SOURCE TEXT –

Also is there anything preventing us to merge all the environment based processors to be merged into a single one?

michalpristas · 2020-02-06T10:57:24Z

x-pack/agent/docs/agent_configuration_example.yml

+      type: disk
+
+  long_term_storage:
+    api_key: VuaCfGcBCdbkQm-e5aOx:ui2lp2axTNmsyakw9tvNnw


are we assuming everything is elasticsearch or do we support type still

Lets keep the type support that we have, we are so use to target elasticsearch I think this felt into a crack. so type: elasticsearch

I just added the type to this PR.

michalpristas · 2020-02-07T12:10:43Z

x-pack/agent/docs/agent_configuration_example.yml

+          - id?: {id}
+            enabled?: true # default to true
+            dataset: nginx.acccess
+            paths: /var/log/nginx/access.log


we say paths but there is only one. is this an array or should this be a path?

Well no its should still be plural since we are using go-ucfg, a single string "/var/log" and a slice of strings are equivalent, if you use the following type to unpack. This is true for a lot of things in beats.

type C struct { Paths []string `config:"path"` }

in ucfg yes but in tests we're producing map[string]interface{} tree so i was wondering what's the intention here.

This is correct, but they will be reparsed after so that should not be a problem, or I am missing something?

no no you're not, i just wanted to have these trees in a form which reflects our intention. so double checking whether this is supposed to be multiple paths or single value as with metricset

- Elasticsearch (logs and metrics) - AWS (logs and metrics) - Kubernetes (metrics) - Docker (metrics)

ph · 2020-02-10T21:07:07Z

@ruflin I have added examples for Elasticsearc/Kubernetes/Docker and AWS.

Looking at Kubernetes, I wonder if they should be two different datasources.

ruflin

About Kubernetes: When @exekias created the K8s module we had many discussions should it be one or 2 modules. We ended up with 1 module because of the config if I remember correctly. It was always a bit odd as it was 1 module with 2 shared configs. But now with datasources and multiple inputs I think it makes much more sense:

1 Datasource: Kubernetes
3 inputs: logs, node metrics, state metrics

I would keep it the way you specified it with 3 inputs. I expect the user to configure it in one go.

@exekias I see at the end of the file we separate out the event metricset: https://github.com/elastic/beats/blob/master/metricbeat/module/kubernetes/_meta/config.yml#L46 I assume this is because it does not have a collection period. Should this go under the node metrics input or is this an additional input?

ruflin · 2020-02-11T07:38:27Z

x-pack/agent/docs/agent_configuration_example.yml

+            dataset: elasticsearch.slowlog
+            paths: [/var/log/elasticsearch/*_index_search_slowlog.log, /var/log/elasticsearch/*_index_indexing_slowlog.log]
+        - type: metrics/elasticsearch
+          hosts: ["http://localhost:9200"]


Can you add a few more common configs here like username, password, period, ssl.cerficate_authorities to make it more obvious the common configs are here? https://github.com/elastic/beats/blob/master/metricbeat/module/elasticsearch/_meta/config.reference.yml#L12

@ruflin I thought period was at the stream level and not on the common part of the input?

DATA SECTION –
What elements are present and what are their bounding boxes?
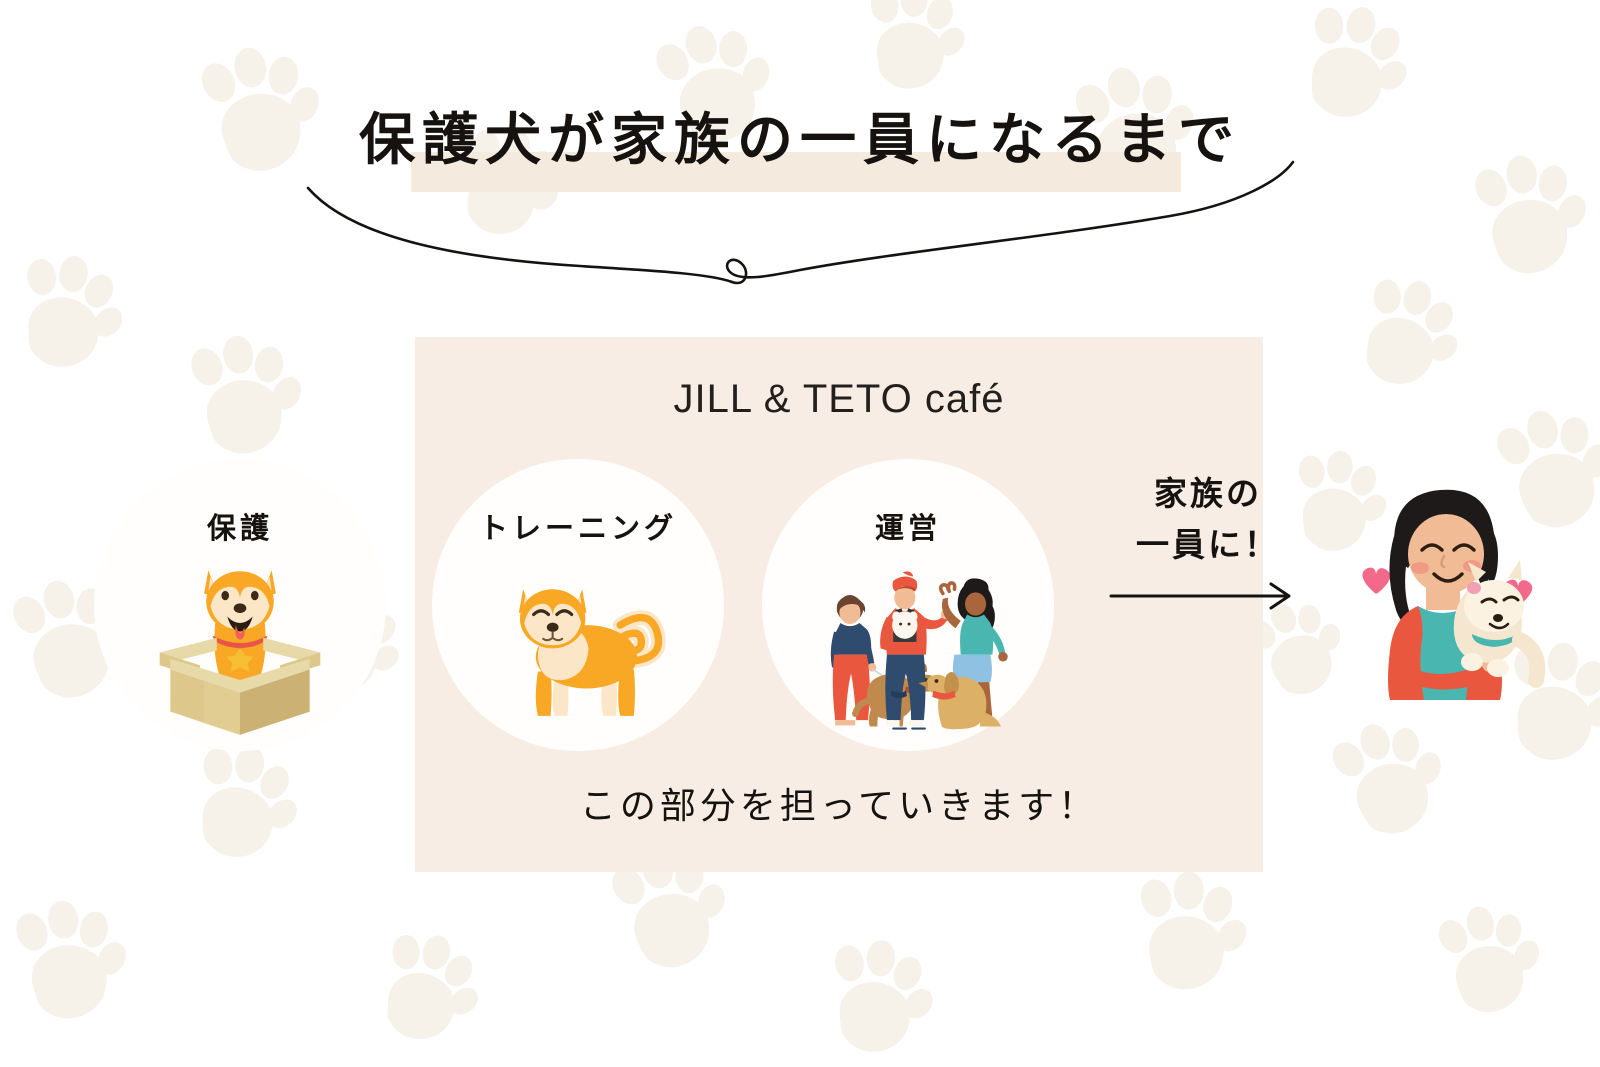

TO-DO LIST –
1 - In the agent configuration thread, what inputs does ruflin propose for the single Kubernetes datasource?
2 - Continue the agent configuration thread from its final comment onward.

ANSWERS GIVEN –
1 - Three inputs: logs, node metrics, and state metrics.

2 -
It is, skip it for now

We will probably need to come back to the question: Are there configs that can be specified on both levels like period as default and have a local period that overwrites it. Lets have this discussion later.

x-pack/agent/docs/agent_configuration_example.yml

ruflin · 2020-02-11T07:42:03Z

x-pack/agent/docs/agent_configuration_example.yml

+      name: epm/aws
+      version: 1.7.0
+    inputs:
+        # Looking at the AWS modules, I believe each fileset need to be in their own


If possible, I think we should make this 1 input with multiple streams. Why do you think it should be multiple inputs?

@ruflin From our previous discussion, inputs would contain hosts/ssl configuration. In that context looking at the filebeat's AWS module, the events are read from files inside an s3 bucket.

To fix that problem either:

We do what I've done, where multiple inputs are defined where each input have access to a different S3 bucket.

Or we allow the S3 input to ignore keys or consider keys that match a certain pattern. (This would require a bit of change in the s3 input, looking at the configuration its not supported)

We do have to think about the use-case, what it's more common? Use a single bucket for all the logs from AWS service or different buckets. I think because of policy/permission the different bucket route might be more popular.

I am no expert in AWS @kaiyan-sheng might know more here about the usage.

Is the queue url defining from where the events are fetched in the end? If yes, shouldn't this be on the stream level instead?

For AWS logs, I think better setup is to have different S3 buckets for different logs or different services. For example, one bucket for s3access log, one bucket for elb logs. Or one for vpc flow logs from VPC1 and one for vpc flow logs from VPC2. But all these buckets can have the same notification setup with the same SQS queue(if they are in the same region).

The queue url is not where the logs are fetched, it only points to the S3 bucket where the actual log needs to be read.

How does the input then now, which logs to pick and where to send it to?

@ruflin The input then uses the message from SQS queue to locate where the log is(in which s3 bucket and what's the name of the log) and read from S3.

I got that part. But it means, each dataset needs to have a different SQS queue as otherwise one dataset would pick up the logs from the others too.

@kaiyan-sheng Yes, it know where (bucket) and which (the file) but there is nothing I can see in the code that says: OK this file is actually a VPCflow.

So the way I am understand it is the AWS modules assumes that all the events coming from a specific SQS queue can only be the same type. I can be wrong but I don't see how disambiguation could happen.

Ahh sorry you are right! With different kinds of logs, they should be separated to different queues if we want to ingest them at the same time.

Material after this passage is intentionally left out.